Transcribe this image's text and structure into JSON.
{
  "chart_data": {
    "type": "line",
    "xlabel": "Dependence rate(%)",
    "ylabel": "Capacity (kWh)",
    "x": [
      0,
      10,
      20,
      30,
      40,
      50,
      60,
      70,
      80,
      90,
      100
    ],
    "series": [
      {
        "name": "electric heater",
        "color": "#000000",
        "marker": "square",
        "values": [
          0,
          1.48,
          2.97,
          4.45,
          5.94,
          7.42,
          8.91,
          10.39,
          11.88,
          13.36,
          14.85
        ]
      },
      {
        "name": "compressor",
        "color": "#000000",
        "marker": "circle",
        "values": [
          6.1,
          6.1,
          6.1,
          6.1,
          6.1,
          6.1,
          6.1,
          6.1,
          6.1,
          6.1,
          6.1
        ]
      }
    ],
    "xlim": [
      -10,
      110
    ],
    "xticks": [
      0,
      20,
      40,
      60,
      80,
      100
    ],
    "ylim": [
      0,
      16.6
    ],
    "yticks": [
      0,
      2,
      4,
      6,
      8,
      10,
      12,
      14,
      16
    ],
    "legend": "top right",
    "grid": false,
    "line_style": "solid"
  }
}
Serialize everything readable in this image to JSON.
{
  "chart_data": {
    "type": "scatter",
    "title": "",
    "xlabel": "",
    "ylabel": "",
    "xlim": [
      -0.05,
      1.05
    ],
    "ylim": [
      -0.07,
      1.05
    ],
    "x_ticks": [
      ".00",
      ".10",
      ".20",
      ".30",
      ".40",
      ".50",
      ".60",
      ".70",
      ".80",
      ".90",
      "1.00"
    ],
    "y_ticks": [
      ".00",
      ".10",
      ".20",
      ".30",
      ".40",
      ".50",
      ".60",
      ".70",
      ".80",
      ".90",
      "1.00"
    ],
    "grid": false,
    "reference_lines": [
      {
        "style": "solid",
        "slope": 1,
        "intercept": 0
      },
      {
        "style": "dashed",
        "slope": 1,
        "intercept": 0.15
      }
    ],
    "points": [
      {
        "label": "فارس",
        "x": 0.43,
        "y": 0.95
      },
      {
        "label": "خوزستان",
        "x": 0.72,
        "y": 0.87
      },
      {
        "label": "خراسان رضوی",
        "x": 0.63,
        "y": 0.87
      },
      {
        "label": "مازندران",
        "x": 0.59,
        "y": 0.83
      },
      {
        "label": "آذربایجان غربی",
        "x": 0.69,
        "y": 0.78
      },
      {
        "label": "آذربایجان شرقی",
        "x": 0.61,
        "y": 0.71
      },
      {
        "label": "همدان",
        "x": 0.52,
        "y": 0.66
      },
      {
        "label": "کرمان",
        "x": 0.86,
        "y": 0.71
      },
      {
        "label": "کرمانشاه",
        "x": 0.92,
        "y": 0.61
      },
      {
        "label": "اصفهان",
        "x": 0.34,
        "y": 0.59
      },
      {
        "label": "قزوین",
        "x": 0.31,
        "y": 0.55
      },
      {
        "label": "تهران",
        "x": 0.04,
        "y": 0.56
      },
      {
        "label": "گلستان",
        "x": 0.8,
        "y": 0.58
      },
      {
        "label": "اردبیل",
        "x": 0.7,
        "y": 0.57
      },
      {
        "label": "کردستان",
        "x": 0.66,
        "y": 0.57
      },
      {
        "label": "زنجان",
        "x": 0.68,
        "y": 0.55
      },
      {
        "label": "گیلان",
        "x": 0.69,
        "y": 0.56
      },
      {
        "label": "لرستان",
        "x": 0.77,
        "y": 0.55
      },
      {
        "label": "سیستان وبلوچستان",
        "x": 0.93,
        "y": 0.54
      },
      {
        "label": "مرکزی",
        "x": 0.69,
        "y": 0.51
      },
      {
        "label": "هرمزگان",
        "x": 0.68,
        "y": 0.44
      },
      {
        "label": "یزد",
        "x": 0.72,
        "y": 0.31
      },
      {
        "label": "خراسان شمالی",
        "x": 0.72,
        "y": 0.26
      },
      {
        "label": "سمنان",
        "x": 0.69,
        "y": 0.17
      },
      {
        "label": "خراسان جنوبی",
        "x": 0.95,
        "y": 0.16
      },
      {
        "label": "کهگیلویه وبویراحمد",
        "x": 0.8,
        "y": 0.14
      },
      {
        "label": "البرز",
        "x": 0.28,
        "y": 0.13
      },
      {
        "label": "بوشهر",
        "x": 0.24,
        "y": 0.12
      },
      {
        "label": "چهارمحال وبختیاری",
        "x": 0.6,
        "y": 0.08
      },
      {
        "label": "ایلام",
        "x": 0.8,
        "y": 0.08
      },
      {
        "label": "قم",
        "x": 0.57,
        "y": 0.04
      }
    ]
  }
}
_____
- EXERCISE AIM -
Print the listing above in its entirety, with every line exact.

- RESULT BELOW -
Transcribe this image's text and structure into JSON.
{
  "chart_data": {
    "type": "line",
    "xlabel": "Dependence rate(%)",
    "ylabel": "Capacity (kWh)",
    "x": [
      0,
      10,
      20,
      30,
      40,
      50,
      60,
      70,
      80,
      90,
      100
    ],
    "series": [
      {
        "name": "electric heater",
        "color": "#000000",
        "marker": "square",
        "values": [
          0,
          1.48,
          2.97,
          4.45,
          5.94,
          7.42,
          8.91,
          10.39,
          11.88,
          13.36,
          14.85
        ]
      },
      {
        "name": "compressor",
        "color": "#000000",
        "marker": "circle",
        "values": [
          6.1,
          6.1,
          6.1,
          6.1,
          6.1,
          6.1,
          6.1,
          6.1,
          6.1,
          6.1,
          6.1
        ]
      }
    ],
    "xlim": [
      -10,
      110
    ],
    "xticks": [
      0,
      20,
      40,
      60,
      80,
      100
    ],
    "ylim": [
      0,
      16.6
    ],
    "yticks": [
      0,
      2,
      4,
      6,
      8,
      10,
      12,
      14,
      16
    ],
    "legend": "top right",
    "grid": false,
    "line_style": "solid"
  }
}
Serialize everything readable in this image to JSON.
{
  "chart_data": {
    "type": "scatter",
    "title": "",
    "xlabel": "",
    "ylabel": "",
    "xlim": [
      -0.05,
      1.05
    ],
    "ylim": [
      -0.07,
      1.05
    ],
    "x_ticks": [
      ".00",
      ".10",
      ".20",
      ".30",
      ".40",
      ".50",
      ".60",
      ".70",
      ".80",
      ".90",
      "1.00"
    ],
    "y_ticks": [
      ".00",
      ".10",
      ".20",
      ".30",
      ".40",
      ".50",
      ".60",
      ".70",
      ".80",
      ".90",
      "1.00"
    ],
    "grid": false,
    "reference_lines": [
      {
        "style": "solid",
        "slope": 1,
        "intercept": 0
      },
      {
        "style": "dashed",
        "slope": 1,
        "intercept": 0.15
      }
    ],
    "points": [
      {
        "label": "فارس",
        "x": 0.43,
        "y": 0.95
      },
      {
        "label": "خوزستان",
        "x": 0.72,
        "y": 0.87
      },
      {
        "label": "خراسان رضوی",
        "x": 0.63,
        "y": 0.87
      },
      {
        "label": "مازندران",
        "x": 0.59,
        "y": 0.83
      },
      {
        "label": "آذربایجان غربی",
        "x": 0.69,
        "y": 0.78
      },
      {
        "label": "آذربایجان شرقی",
        "x": 0.61,
        "y": 0.71
      },
      {
        "label": "همدان",
        "x": 0.52,
        "y": 0.66
      },
      {
        "label": "کرمان",
        "x": 0.86,
        "y": 0.71
      },
      {
        "label": "کرمانشاه",
        "x": 0.92,
        "y": 0.61
      },
      {
        "label": "اصفهان",
        "x": 0.34,
        "y": 0.59
      },
      {
        "label": "قزوین",
        "x": 0.31,
        "y": 0.55
      },
      {
        "label": "تهران",
        "x": 0.04,
        "y": 0.56
      },
      {
        "label": "گلستان",
        "x": 0.8,
        "y": 0.58
      },
      {
        "label": "اردبیل",
        "x": 0.7,
        "y": 0.57
      },
      {
        "label": "کردستان",
        "x": 0.66,
        "y": 0.57
      },
      {
        "label": "زنجان",
        "x": 0.68,
        "y": 0.55
      },
      {
        "label": "گیلان",
        "x": 0.69,
        "y": 0.56
      },
      {
        "label": "لرستان",
        "x": 0.77,
        "y": 0.55
      },
      {
        "label": "سیستان وبلوچستان",
        "x": 0.93,
        "y": 0.54
      },
      {
        "label": "مرکزی",
        "x": 0.69,
        "y": 0.51
      },
      {
        "label": "هرمزگان",
        "x": 0.68,
        "y": 0.44
      },
      {
        "label": "یزد",
        "x": 0.72,
        "y": 0.31
      },
      {
        "label": "خراسان شمالی",
        "x": 0.72,
        "y": 0.26
      },
      {
        "label": "سمنان",
        "x": 0.69,
        "y": 0.17
      },
      {
        "label": "خراسان جنوبی",
        "x": 0.95,
        "y": 0.16
      },
      {
        "label": "کهگیلویه وبویراحمد",
        "x": 0.8,
        "y": 0.14
      },
      {
        "label": "البرز",
        "x": 0.28,
        "y": 0.13
      },
      {
        "label": "بوشهر",
        "x": 0.24,
        "y": 0.12
      },
      {
        "label": "چهارمحال وبختیاری",
        "x": 0.6,
        "y": 0.08
      },
      {
        "label": "ایلام",
        "x": 0.8,
        "y": 0.08
      },
      {
        "label": "قم",
        "x": 0.57,
        "y": 0.04
      }
    ]
  }
}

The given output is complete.